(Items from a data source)
********

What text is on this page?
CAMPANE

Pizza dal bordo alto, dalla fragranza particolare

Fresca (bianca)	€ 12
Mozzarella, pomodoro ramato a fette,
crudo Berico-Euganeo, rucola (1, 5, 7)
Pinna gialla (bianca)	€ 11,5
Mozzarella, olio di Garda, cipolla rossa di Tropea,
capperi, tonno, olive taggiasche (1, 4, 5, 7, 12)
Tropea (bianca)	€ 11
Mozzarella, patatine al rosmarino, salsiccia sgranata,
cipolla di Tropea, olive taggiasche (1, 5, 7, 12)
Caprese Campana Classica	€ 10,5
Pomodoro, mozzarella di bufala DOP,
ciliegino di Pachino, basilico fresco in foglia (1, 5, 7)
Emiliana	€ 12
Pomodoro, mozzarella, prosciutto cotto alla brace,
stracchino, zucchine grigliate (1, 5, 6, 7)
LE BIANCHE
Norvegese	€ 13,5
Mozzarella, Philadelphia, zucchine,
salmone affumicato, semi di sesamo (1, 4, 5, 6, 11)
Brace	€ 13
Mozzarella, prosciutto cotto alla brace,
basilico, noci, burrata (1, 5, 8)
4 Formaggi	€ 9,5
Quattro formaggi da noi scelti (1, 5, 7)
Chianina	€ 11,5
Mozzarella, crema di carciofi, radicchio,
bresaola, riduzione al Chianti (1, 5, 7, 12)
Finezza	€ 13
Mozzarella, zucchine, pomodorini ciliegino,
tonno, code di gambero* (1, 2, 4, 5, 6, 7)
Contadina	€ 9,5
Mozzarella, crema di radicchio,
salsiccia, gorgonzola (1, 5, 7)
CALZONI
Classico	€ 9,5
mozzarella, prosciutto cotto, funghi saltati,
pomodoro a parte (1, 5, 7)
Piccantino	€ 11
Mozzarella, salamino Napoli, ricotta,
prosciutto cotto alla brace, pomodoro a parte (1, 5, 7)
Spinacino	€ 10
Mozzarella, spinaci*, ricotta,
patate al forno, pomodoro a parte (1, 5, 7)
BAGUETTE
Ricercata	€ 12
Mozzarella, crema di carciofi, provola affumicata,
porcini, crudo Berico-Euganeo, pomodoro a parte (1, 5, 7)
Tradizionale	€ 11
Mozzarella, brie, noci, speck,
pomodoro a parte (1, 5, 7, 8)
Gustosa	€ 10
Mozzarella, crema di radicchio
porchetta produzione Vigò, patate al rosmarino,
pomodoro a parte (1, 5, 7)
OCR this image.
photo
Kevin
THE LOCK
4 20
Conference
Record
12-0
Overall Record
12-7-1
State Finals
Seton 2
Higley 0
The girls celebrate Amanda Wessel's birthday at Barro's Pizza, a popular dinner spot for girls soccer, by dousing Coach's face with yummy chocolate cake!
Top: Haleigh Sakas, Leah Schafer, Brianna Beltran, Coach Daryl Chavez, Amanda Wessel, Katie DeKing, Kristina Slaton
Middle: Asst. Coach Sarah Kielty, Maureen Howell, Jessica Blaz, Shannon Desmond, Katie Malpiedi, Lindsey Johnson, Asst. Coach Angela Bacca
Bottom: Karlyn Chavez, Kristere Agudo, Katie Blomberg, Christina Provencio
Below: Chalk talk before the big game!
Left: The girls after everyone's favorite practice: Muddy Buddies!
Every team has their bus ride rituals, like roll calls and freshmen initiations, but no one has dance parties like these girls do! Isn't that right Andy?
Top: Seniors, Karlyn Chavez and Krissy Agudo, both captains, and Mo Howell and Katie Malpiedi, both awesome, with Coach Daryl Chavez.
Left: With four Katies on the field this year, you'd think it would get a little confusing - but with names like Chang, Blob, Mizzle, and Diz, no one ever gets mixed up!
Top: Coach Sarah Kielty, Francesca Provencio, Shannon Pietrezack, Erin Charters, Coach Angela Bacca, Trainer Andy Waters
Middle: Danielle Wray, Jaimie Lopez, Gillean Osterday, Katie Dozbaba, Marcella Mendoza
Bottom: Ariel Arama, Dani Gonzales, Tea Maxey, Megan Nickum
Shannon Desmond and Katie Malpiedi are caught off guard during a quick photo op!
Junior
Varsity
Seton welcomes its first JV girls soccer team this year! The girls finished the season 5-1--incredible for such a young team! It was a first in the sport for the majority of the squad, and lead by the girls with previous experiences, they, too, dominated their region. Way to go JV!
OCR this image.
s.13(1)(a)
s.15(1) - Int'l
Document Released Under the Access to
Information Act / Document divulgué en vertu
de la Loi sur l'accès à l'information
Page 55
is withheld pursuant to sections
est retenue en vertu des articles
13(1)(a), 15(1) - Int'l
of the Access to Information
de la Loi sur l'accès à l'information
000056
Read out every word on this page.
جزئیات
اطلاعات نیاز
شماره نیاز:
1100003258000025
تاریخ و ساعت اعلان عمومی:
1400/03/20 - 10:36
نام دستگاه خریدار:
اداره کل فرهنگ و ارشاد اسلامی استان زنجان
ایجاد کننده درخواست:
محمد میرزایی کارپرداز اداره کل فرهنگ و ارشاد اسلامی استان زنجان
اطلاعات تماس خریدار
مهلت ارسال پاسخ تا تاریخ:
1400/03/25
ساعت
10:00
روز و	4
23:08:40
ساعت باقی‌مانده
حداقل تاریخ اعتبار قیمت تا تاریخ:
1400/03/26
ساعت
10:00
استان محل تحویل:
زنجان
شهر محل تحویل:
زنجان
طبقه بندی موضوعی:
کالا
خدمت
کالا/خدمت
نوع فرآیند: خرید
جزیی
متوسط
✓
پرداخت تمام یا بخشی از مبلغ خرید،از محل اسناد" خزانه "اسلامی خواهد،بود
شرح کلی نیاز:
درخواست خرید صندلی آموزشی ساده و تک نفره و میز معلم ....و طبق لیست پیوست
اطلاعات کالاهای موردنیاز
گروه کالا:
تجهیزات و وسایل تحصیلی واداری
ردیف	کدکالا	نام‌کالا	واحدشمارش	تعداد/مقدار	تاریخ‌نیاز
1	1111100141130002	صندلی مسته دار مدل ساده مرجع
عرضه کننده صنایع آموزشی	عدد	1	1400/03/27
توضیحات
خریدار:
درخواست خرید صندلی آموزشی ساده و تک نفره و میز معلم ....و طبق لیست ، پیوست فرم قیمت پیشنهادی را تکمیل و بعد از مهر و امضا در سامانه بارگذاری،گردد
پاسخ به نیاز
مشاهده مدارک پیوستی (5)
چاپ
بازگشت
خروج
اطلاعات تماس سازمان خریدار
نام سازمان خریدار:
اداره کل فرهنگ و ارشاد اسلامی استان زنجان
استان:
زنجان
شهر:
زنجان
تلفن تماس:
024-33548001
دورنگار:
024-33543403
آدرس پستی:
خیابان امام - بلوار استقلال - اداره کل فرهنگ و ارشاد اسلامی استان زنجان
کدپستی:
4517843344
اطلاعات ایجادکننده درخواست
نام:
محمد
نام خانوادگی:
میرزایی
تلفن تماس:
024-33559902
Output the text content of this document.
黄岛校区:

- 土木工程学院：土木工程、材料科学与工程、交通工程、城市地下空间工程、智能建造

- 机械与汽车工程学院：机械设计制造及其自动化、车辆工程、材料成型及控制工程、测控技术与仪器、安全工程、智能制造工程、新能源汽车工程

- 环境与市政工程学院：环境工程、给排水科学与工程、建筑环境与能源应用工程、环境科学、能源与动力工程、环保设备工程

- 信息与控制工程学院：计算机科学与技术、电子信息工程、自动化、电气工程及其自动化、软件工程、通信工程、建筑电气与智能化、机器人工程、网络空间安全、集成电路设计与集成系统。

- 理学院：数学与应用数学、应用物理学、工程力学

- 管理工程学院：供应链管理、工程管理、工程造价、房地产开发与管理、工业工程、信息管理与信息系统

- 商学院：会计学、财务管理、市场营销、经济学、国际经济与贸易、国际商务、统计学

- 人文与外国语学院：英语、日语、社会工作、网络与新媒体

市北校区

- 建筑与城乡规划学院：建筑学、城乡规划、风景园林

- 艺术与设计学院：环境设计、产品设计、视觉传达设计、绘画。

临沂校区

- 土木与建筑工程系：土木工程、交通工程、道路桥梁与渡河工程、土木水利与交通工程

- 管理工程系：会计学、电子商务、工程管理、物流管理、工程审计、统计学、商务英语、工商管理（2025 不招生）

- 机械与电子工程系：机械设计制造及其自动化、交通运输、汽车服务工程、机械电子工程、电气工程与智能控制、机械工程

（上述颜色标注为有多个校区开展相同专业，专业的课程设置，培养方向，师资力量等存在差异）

********

[Problem description]
What is the number of lines in the records that contain the word "درخواست"? Answer with the number and nothing else.

[Written answer]
4